WHAT TO WORK ON = Copy out the entries exactly, from the first line to the last.

ENTRIES =
▶

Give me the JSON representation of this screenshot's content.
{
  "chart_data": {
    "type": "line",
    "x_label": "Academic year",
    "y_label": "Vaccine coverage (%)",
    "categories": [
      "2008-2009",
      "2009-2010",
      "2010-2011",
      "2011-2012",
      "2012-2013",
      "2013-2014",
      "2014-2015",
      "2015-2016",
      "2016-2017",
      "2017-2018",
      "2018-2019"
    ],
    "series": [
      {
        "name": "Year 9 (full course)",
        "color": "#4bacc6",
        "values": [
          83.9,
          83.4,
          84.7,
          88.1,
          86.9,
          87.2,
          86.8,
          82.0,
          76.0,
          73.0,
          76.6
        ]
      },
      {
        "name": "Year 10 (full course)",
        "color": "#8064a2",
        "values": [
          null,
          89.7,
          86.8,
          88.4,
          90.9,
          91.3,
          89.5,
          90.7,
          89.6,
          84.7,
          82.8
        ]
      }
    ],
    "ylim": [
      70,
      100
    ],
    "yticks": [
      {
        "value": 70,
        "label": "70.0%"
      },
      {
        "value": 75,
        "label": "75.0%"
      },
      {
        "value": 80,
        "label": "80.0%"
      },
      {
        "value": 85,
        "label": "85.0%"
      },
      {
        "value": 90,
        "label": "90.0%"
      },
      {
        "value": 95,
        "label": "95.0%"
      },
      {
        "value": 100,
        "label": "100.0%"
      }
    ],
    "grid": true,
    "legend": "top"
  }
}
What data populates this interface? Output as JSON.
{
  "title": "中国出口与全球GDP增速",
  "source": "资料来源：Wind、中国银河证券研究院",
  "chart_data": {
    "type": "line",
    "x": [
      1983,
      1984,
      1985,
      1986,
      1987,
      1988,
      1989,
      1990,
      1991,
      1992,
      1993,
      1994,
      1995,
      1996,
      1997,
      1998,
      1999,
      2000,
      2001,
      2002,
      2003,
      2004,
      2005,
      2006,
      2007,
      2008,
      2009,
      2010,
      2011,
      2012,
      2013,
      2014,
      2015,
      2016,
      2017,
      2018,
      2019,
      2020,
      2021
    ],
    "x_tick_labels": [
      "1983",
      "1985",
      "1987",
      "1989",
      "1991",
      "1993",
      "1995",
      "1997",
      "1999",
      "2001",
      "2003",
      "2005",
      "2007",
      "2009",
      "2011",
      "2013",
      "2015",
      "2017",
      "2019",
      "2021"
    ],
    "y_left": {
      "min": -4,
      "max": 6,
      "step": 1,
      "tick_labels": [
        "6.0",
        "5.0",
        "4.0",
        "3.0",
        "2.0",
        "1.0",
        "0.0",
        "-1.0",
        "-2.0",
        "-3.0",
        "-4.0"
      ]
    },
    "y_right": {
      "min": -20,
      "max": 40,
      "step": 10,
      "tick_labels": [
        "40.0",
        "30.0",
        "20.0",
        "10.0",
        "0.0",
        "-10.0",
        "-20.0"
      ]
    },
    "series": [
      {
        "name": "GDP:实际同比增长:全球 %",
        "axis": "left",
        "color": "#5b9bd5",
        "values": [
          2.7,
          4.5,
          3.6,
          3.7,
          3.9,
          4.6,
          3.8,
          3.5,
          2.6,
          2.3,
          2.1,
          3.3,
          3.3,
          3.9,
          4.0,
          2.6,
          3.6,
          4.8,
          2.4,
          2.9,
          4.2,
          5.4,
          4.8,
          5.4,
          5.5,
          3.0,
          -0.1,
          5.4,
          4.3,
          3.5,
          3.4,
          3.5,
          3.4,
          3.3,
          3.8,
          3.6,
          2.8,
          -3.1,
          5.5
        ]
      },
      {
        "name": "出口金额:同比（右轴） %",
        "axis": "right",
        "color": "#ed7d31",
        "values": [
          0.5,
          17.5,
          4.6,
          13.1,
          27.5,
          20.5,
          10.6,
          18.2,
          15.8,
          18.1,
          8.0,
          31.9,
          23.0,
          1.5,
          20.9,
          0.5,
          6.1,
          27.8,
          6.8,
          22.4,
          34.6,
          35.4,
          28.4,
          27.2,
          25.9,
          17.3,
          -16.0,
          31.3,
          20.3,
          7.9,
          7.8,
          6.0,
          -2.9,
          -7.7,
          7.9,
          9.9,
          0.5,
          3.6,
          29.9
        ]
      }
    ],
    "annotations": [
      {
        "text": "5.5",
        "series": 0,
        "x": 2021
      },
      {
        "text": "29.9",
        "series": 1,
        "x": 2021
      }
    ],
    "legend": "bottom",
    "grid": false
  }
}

◀

WORKED SOLUTION =
Give me the JSON representation of this screenshot's content.
{
  "chart_data": {
    "type": "line",
    "x_label": "Academic year",
    "y_label": "Vaccine coverage (%)",
    "categories": [
      "2008-2009",
      "2009-2010",
      "2010-2011",
      "2011-2012",
      "2012-2013",
      "2013-2014",
      "2014-2015",
      "2015-2016",
      "2016-2017",
      "2017-2018",
      "2018-2019"
    ],
    "series": [
      {
        "name": "Year 9 (full course)",
        "color": "#4bacc6",
        "values": [
          83.9,
          83.4,
          84.7,
          88.1,
          86.9,
          87.2,
          86.8,
          82.0,
          76.0,
          73.0,
          76.6
        ]
      },
      {
        "name": "Year 10 (full course)",
        "color": "#8064a2",
        "values": [
          null,
          89.7,
          86.8,
          88.4,
          90.9,
          91.3,
          89.5,
          90.7,
          89.6,
          84.7,
          82.8
        ]
      }
    ],
    "ylim": [
      70,
      100
    ],
    "yticks": [
      {
        "value": 70,
        "label": "70.0%"
      },
      {
        "value": 75,
        "label": "75.0%"
      },
      {
        "value": 80,
        "label": "80.0%"
      },
      {
        "value": 85,
        "label": "85.0%"
      },
      {
        "value": 90,
        "label": "90.0%"
      },
      {
        "value": 95,
        "label": "95.0%"
      },
      {
        "value": 100,
        "label": "100.0%"
      }
    ],
    "grid": true,
    "legend": "top"
  }
}
What data populates this interface? Output as JSON.
{
  "title": "中国出口与全球GDP增速",
  "source": "资料来源：Wind、中国银河证券研究院",
  "chart_data": {
    "type": "line",
    "x": [
      1983,
      1984,
      1985,
      1986,
      1987,
      1988,
      1989,
      1990,
      1991,
      1992,
      1993,
      1994,
      1995,
      1996,
      1997,
      1998,
      1999,
      2000,
      2001,
      2002,
      2003,
      2004,
      2005,
      2006,
      2007,
      2008,
      2009,
      2010,
      2011,
      2012,
      2013,
      2014,
      2015,
      2016,
      2017,
      2018,
      2019,
      2020,
      2021
    ],
    "x_tick_labels": [
      "1983",
      "1985",
      "1987",
      "1989",
      "1991",
      "1993",
      "1995",
      "1997",
      "1999",
      "2001",
      "2003",
      "2005",
      "2007",
      "2009",
      "2011",
      "2013",
      "2015",
      "2017",
      "2019",
      "2021"
    ],
    "y_left": {
      "min": -4,
      "max": 6,
      "step": 1,
      "tick_labels": [
        "6.0",
        "5.0",
        "4.0",
        "3.0",
        "2.0",
        "1.0",
        "0.0",
        "-1.0",
        "-2.0",
        "-3.0",
        "-4.0"
      ]
    },
    "y_right": {
      "min": -20,
      "max": 40,
      "step": 10,
      "tick_labels": [
        "40.0",
        "30.0",
        "20.0",
        "10.0",
        "0.0",
        "-10.0",
        "-20.0"
      ]
    },
    "series": [
      {
        "name": "GDP:实际同比增长:全球 %",
        "axis": "left",
        "color": "#5b9bd5",
        "values": [
          2.7,
          4.5,
          3.6,
          3.7,
          3.9,
          4.6,
          3.8,
          3.5,
          2.6,
          2.3,
          2.1,
          3.3,
          3.3,
          3.9,
          4.0,
          2.6,
          3.6,
          4.8,
          2.4,
          2.9,
          4.2,
          5.4,
          4.8,
          5.4,
          5.5,
          3.0,
          -0.1,
          5.4,
          4.3,
          3.5,
          3.4,
          3.5,
          3.4,
          3.3,
          3.8,
          3.6,
          2.8,
          -3.1,
          5.5
        ]
      },
      {
        "name": "出口金额:同比（右轴） %",
        "axis": "right",
        "color": "#ed7d31",
        "values": [
          0.5,
          17.5,
          4.6,
          13.1,
          27.5,
          20.5,
          10.6,
          18.2,
          15.8,
          18.1,
          8.0,
          31.9,
          23.0,
          1.5,
          20.9,
          0.5,
          6.1,
          27.8,
          6.8,
          22.4,
          34.6,
          35.4,
          28.4,
          27.2,
          25.9,
          17.3,
          -16.0,
          31.3,
          20.3,
          7.9,
          7.8,
          6.0,
          -2.9,
          -7.7,
          7.9,
          9.9,
          0.5,
          3.6,
          29.9
        ]
      }
    ],
    "annotations": [
      {
        "text": "5.5",
        "series": 0,
        "x": 2021
      },
      {
        "text": "29.9",
        "series": 1,
        "x": 2021
      }
    ],
    "legend": "bottom",
    "grid": false
  }
}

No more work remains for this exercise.